▶ [What is being asked]:
Scan the lines and state how many carry "after". Leave out everything but the number.

Dataset excerpt
- - - -
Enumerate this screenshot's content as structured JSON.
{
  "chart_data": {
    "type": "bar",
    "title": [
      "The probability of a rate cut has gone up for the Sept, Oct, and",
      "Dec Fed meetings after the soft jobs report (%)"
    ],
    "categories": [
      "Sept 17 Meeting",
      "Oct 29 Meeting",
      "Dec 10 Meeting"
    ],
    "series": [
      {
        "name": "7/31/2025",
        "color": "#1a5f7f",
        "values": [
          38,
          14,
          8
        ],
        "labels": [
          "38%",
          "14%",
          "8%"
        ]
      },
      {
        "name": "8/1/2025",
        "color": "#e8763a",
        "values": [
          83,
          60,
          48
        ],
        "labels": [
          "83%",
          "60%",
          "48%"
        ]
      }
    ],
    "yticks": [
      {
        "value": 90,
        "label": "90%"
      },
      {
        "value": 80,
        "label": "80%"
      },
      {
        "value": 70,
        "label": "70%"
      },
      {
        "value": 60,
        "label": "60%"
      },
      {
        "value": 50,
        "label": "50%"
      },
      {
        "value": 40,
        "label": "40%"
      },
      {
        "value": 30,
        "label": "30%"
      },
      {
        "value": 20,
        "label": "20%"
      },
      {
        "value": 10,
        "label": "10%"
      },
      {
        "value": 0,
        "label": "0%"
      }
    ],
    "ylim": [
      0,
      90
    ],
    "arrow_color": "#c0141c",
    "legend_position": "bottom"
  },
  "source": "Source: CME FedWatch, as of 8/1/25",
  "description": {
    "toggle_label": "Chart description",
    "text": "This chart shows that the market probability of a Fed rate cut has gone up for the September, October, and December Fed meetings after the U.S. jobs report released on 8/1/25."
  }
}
- - - -
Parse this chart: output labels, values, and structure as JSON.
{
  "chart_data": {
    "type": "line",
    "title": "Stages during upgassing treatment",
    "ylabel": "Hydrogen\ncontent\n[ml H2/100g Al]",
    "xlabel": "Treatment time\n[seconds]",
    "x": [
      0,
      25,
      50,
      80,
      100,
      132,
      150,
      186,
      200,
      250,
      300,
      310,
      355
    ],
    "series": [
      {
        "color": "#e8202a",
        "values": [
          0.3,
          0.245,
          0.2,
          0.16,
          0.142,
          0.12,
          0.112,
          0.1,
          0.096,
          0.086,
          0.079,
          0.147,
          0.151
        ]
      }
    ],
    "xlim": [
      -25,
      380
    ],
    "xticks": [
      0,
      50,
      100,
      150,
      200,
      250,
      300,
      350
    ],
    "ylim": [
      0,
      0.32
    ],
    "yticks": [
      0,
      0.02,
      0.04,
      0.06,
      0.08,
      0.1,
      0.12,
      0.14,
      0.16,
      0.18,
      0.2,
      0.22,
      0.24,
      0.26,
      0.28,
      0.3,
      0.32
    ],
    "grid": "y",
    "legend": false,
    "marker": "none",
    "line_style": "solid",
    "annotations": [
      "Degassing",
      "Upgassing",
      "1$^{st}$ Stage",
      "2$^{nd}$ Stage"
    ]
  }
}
- - - -
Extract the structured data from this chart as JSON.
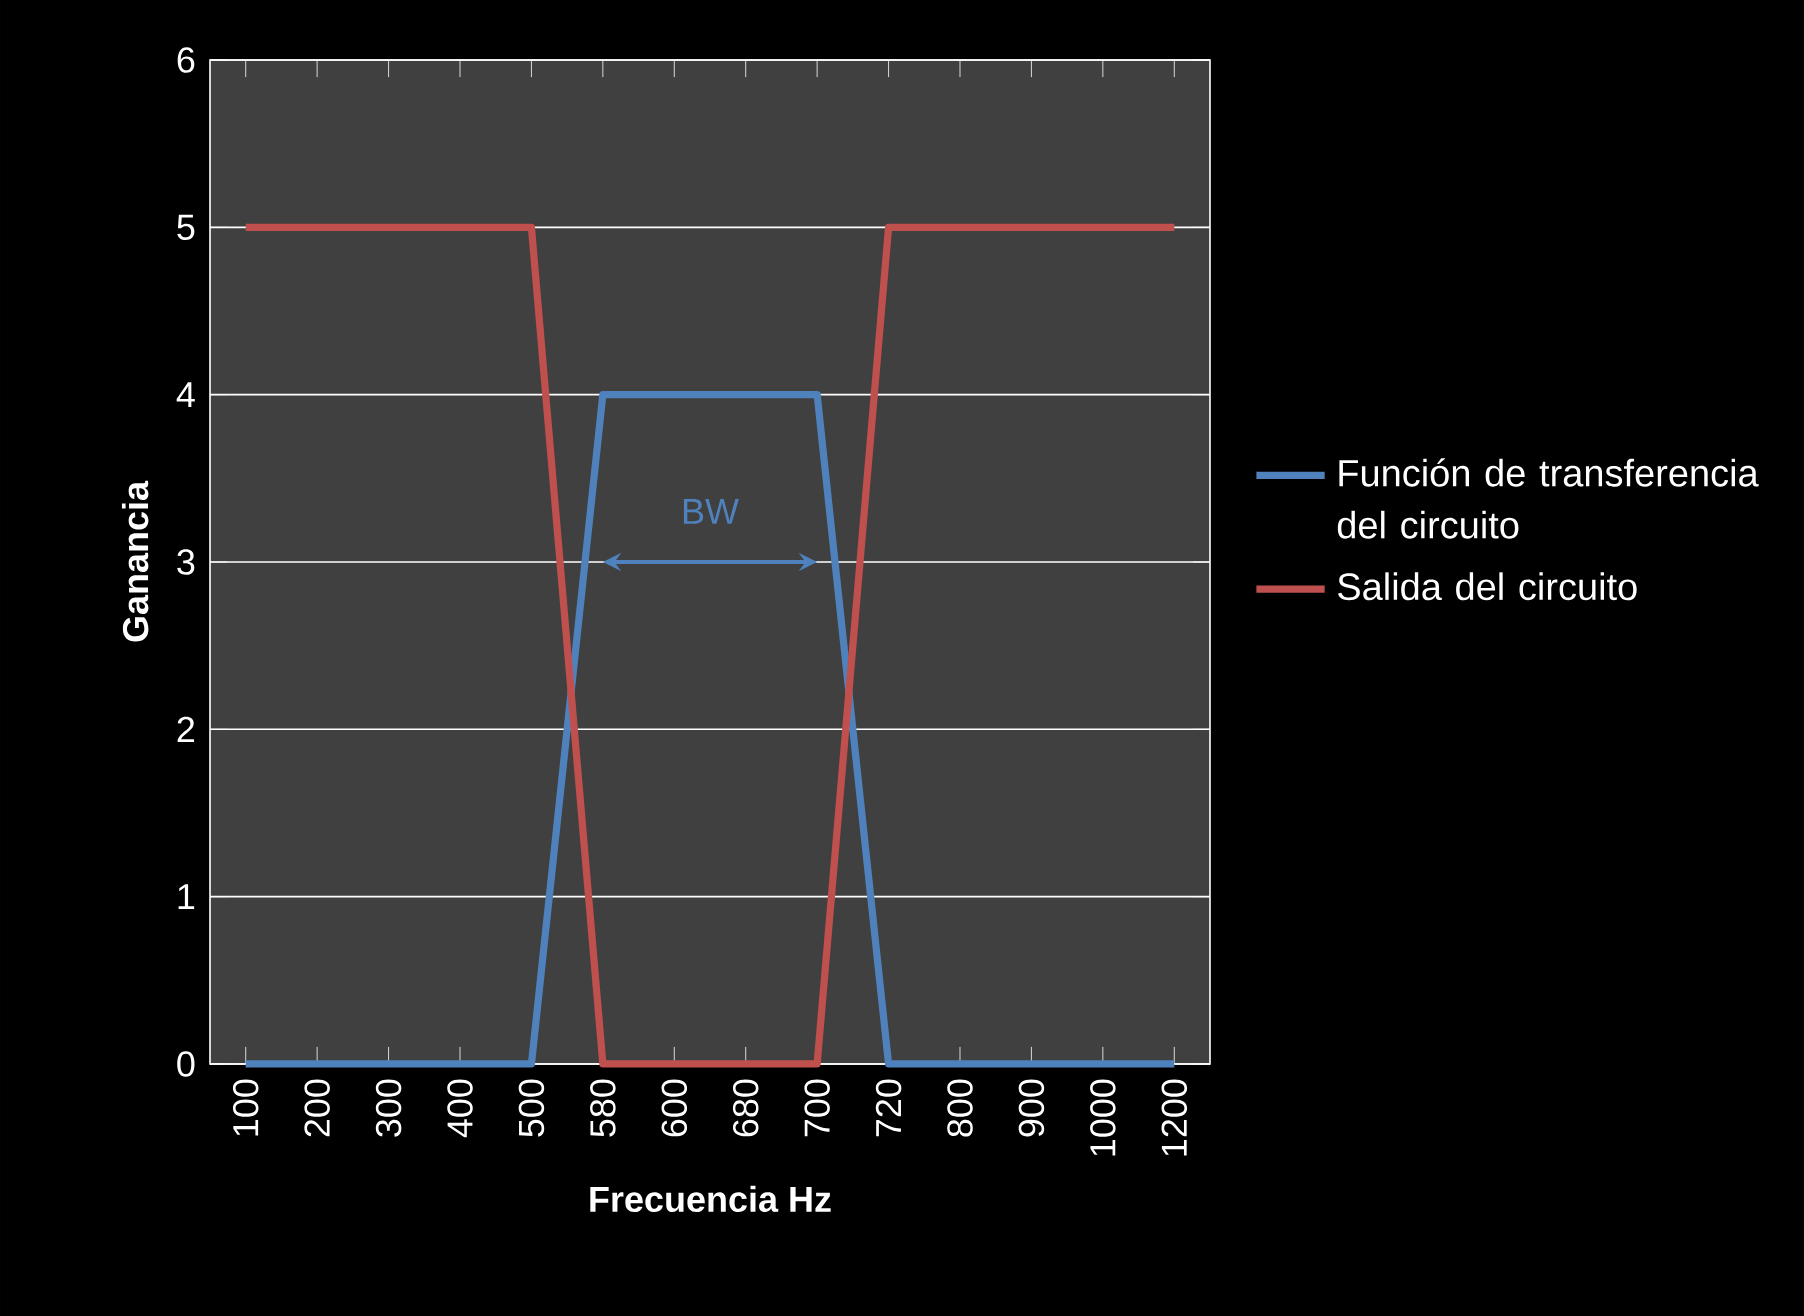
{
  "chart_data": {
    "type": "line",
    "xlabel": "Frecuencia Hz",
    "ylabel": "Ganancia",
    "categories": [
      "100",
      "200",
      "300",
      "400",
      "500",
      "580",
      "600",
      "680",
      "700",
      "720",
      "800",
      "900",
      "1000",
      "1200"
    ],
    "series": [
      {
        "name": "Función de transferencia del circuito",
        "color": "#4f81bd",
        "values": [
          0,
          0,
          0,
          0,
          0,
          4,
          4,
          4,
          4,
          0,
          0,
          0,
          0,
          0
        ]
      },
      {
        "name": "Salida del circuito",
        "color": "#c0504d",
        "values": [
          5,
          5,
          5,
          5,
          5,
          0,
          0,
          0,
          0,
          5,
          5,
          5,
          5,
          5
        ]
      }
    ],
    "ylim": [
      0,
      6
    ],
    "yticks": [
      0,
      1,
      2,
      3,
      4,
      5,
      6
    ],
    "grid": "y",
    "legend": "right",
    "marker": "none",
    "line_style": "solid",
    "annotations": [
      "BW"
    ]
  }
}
- - - -
▶ [Completed task]:
2